Aim: Pull every line containing "горячего" out of the material below.

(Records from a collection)
——————————

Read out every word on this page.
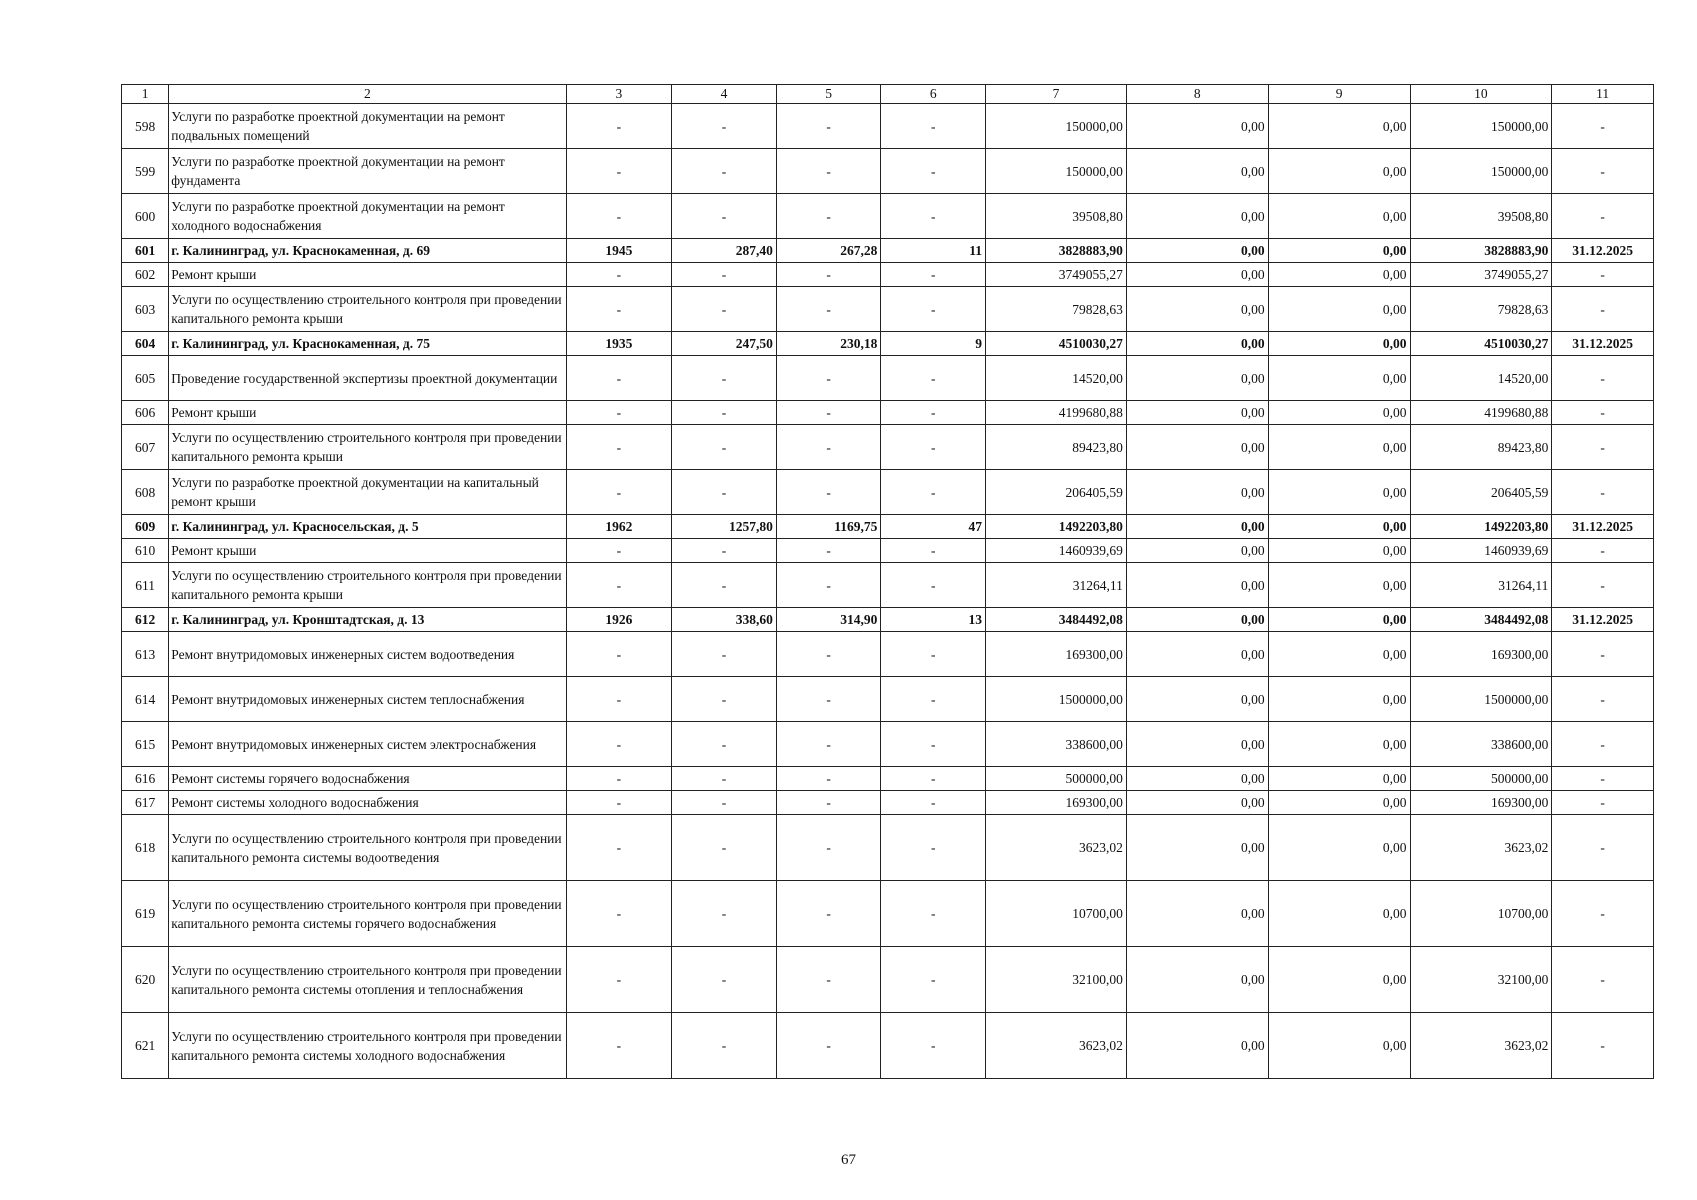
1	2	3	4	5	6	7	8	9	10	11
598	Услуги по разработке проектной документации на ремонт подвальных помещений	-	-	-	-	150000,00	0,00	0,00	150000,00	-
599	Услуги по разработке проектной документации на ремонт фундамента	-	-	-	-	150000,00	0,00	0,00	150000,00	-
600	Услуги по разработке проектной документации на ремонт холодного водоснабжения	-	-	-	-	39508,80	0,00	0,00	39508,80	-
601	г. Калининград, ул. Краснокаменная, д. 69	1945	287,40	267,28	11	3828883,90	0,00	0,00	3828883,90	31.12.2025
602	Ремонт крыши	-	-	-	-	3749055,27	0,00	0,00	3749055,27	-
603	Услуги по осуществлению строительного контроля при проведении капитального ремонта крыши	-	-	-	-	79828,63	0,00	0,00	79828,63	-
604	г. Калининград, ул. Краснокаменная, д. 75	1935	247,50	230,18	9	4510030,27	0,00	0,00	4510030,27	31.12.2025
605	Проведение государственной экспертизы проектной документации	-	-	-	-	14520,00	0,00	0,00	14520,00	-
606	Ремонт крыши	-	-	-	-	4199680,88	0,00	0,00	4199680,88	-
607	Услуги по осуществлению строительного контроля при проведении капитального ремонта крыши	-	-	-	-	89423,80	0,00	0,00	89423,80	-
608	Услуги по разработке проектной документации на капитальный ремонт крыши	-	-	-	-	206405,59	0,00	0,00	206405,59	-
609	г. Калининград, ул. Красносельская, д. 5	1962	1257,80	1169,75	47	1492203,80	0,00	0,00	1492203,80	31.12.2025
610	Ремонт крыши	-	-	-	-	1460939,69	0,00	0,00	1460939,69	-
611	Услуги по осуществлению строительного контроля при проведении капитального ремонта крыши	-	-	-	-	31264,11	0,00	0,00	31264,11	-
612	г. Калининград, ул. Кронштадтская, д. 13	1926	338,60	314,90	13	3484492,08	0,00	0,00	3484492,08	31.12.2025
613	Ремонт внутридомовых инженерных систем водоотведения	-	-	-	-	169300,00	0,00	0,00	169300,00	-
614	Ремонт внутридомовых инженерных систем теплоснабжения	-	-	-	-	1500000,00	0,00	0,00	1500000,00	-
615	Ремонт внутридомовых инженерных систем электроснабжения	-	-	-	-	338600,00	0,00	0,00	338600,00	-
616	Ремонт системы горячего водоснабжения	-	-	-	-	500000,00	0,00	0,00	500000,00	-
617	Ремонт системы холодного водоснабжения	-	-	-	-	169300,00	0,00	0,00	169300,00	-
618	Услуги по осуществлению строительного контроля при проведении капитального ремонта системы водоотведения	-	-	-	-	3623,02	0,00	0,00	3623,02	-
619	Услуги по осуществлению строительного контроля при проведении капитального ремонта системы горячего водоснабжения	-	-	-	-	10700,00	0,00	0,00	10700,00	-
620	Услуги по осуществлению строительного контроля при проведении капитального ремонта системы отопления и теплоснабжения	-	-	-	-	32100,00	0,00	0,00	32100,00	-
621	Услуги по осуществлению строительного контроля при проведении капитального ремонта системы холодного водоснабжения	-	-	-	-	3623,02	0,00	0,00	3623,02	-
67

——————————

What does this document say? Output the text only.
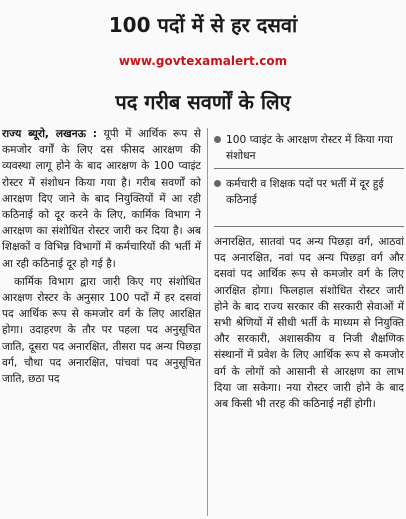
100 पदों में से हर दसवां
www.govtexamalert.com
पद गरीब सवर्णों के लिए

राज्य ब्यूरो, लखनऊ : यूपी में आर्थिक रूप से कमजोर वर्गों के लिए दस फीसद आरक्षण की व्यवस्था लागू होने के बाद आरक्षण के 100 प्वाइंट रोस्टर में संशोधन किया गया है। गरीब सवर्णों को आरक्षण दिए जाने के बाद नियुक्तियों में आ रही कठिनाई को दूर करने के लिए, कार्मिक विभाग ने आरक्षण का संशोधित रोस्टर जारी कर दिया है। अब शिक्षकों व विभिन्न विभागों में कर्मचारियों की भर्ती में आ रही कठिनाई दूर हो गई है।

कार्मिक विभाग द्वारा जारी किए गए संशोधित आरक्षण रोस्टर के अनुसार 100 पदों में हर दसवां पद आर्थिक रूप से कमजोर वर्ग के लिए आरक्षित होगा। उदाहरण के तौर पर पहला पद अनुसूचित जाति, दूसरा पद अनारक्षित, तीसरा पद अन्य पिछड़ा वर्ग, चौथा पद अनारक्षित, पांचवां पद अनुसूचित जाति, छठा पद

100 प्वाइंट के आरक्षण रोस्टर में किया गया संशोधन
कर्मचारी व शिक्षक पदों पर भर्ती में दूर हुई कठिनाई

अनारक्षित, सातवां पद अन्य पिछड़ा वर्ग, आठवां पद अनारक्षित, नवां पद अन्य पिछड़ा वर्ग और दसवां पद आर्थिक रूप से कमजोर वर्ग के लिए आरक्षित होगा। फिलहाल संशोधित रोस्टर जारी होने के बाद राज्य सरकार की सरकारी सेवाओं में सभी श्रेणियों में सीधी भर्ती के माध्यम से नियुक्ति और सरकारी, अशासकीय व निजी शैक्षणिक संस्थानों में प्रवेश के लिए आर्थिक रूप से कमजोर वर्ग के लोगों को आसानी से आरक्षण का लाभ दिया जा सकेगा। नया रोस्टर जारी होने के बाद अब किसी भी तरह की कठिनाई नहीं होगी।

——————————

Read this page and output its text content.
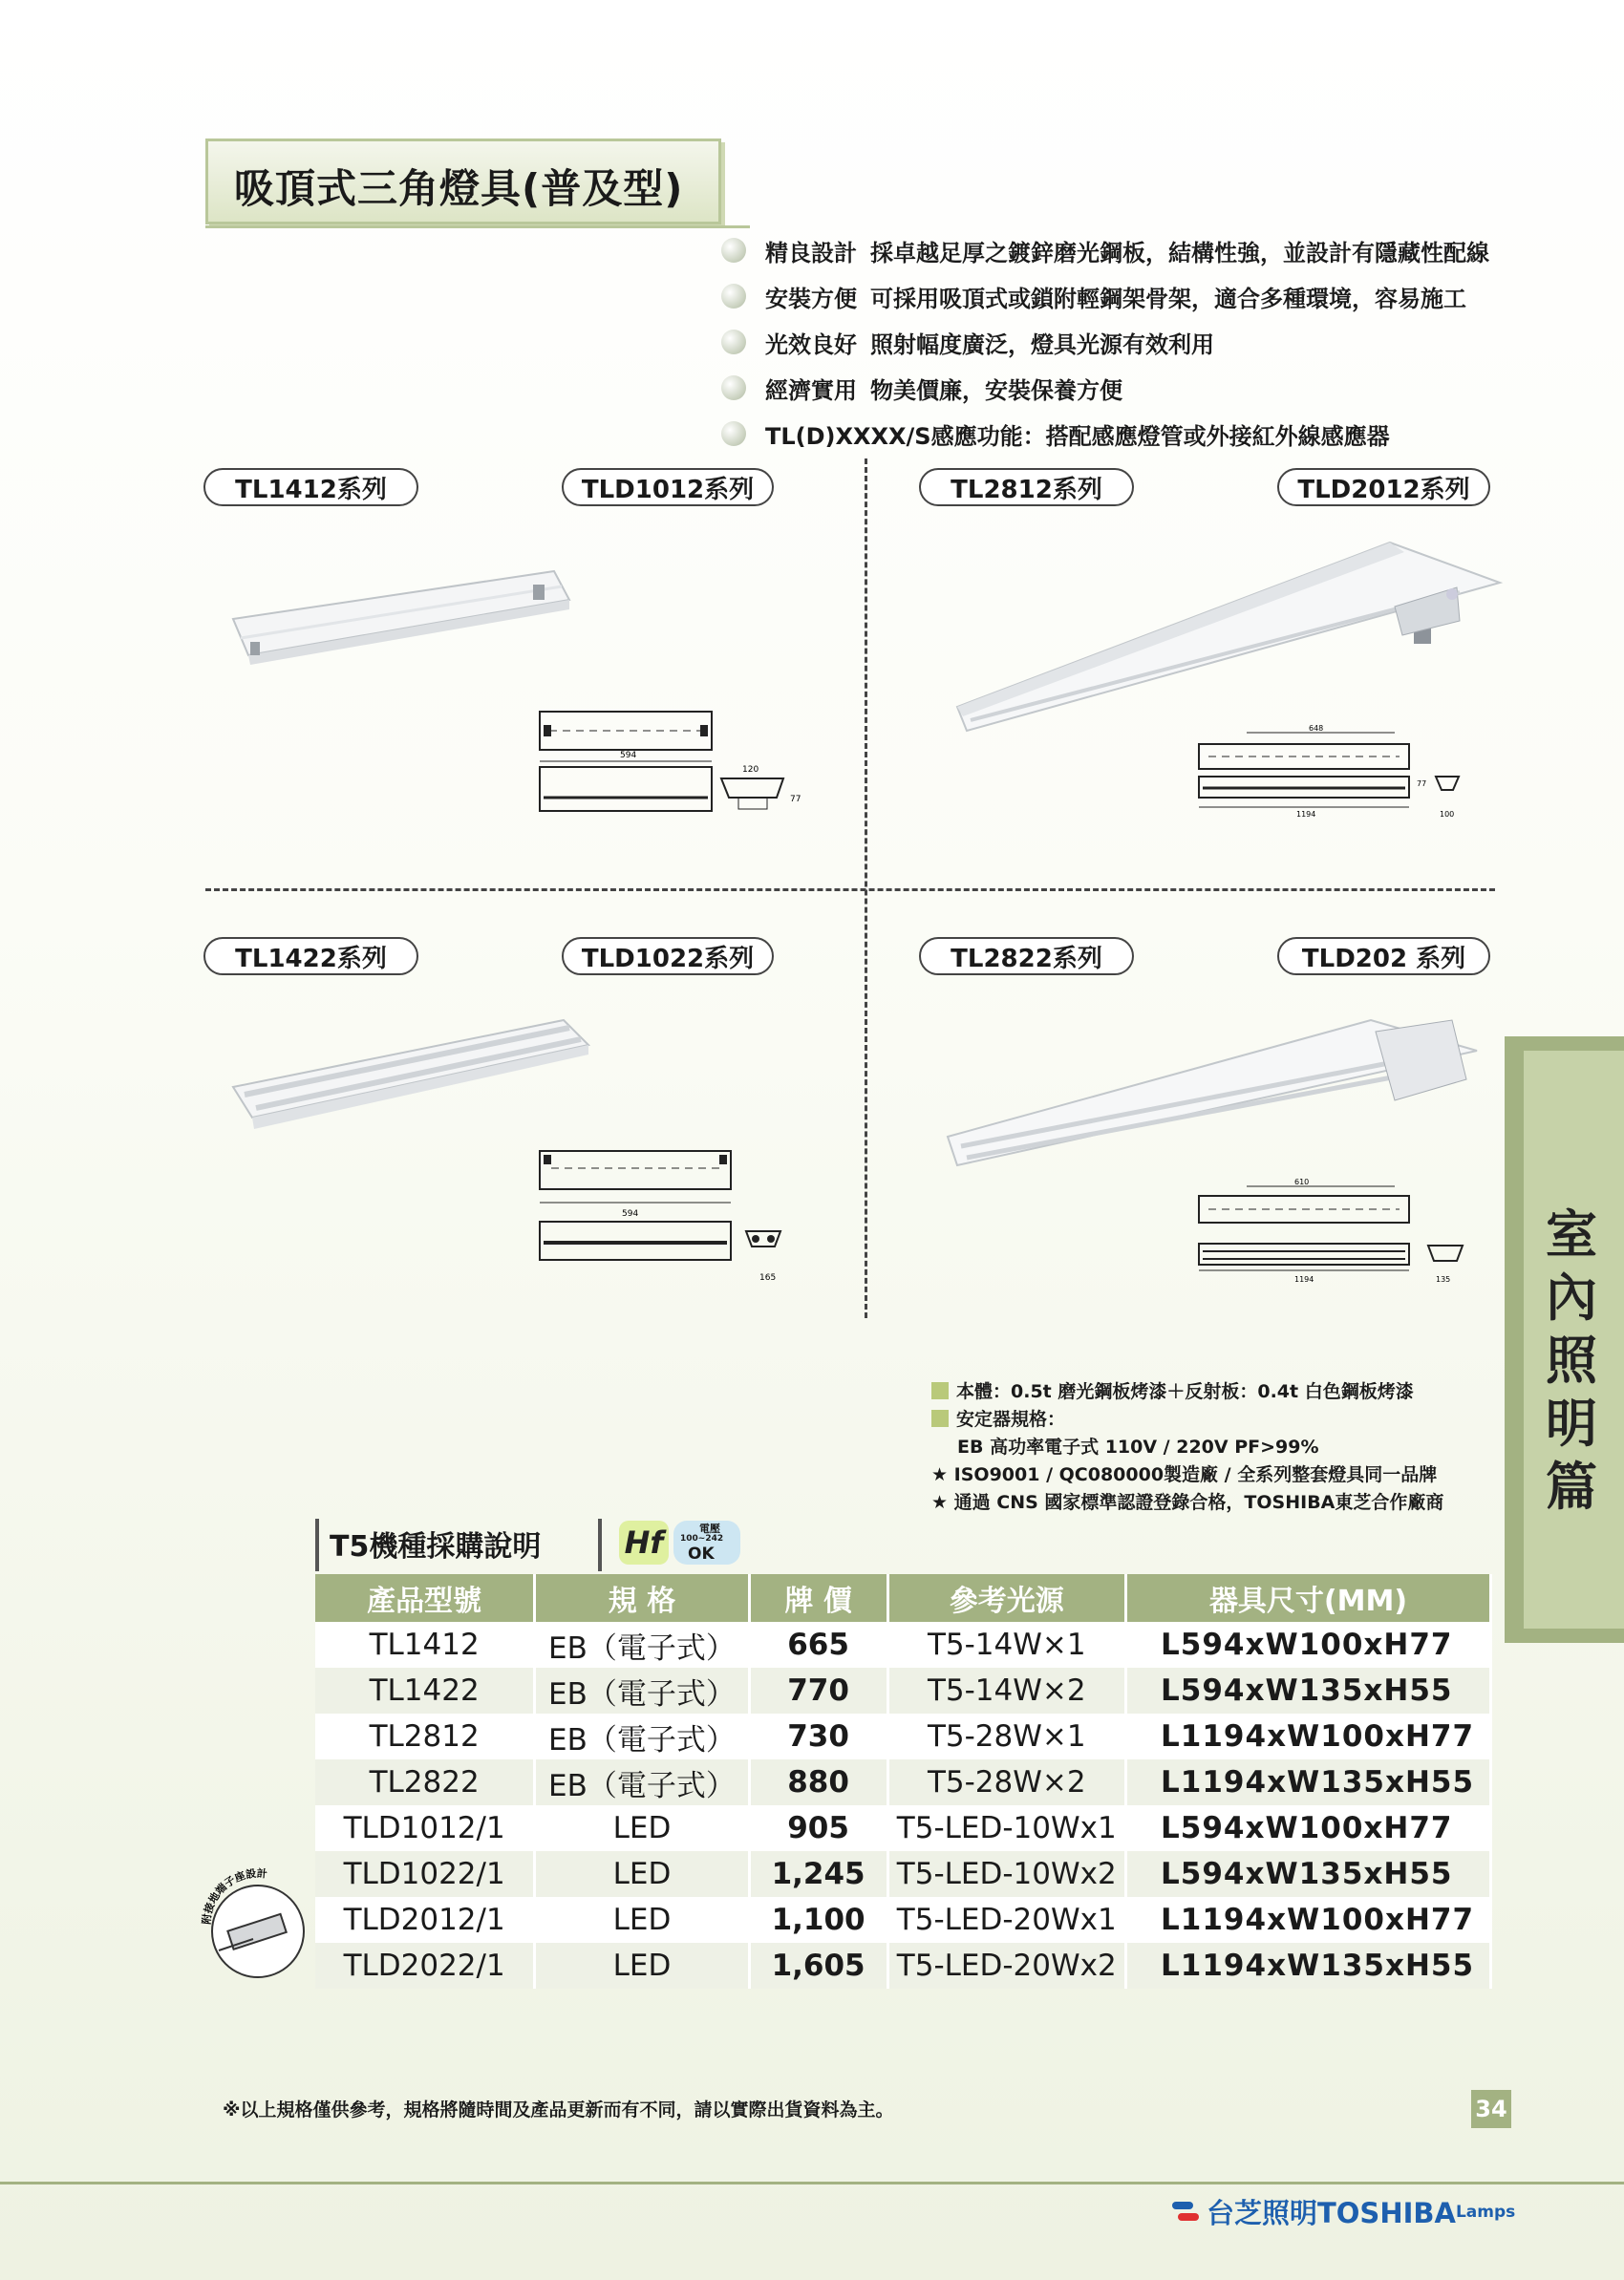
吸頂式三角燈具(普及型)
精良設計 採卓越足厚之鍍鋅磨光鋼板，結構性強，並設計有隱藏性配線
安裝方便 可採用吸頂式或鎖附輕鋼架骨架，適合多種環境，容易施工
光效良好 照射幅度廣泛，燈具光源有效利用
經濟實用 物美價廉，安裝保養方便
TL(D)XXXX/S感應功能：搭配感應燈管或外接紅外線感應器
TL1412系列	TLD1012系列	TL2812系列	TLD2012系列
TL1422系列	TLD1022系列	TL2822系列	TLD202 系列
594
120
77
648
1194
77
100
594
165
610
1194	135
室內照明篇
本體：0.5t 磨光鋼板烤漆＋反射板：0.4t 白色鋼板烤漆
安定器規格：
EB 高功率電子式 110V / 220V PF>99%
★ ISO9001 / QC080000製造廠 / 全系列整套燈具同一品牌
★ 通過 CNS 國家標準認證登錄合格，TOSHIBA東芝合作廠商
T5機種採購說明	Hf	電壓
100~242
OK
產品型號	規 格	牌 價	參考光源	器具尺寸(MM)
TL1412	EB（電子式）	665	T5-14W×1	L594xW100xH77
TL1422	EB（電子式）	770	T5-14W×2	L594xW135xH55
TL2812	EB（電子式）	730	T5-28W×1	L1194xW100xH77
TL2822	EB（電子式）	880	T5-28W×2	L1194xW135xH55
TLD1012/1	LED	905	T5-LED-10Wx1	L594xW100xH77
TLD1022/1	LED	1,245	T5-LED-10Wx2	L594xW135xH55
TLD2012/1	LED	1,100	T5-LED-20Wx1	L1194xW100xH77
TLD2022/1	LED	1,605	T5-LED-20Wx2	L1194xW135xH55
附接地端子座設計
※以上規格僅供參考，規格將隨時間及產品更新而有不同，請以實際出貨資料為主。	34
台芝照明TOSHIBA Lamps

——————————

In response:
616	Ремонт системы горячего водоснабжения	-	-	-	-	500000,00	0,00	0,00	500000,00	-
619	Услуги по осуществлению строительного контроля при проведении капитального ремонта системы горячего водоснабжения	-	-	-	-	10700,00	0,00	0,00	10700,00	-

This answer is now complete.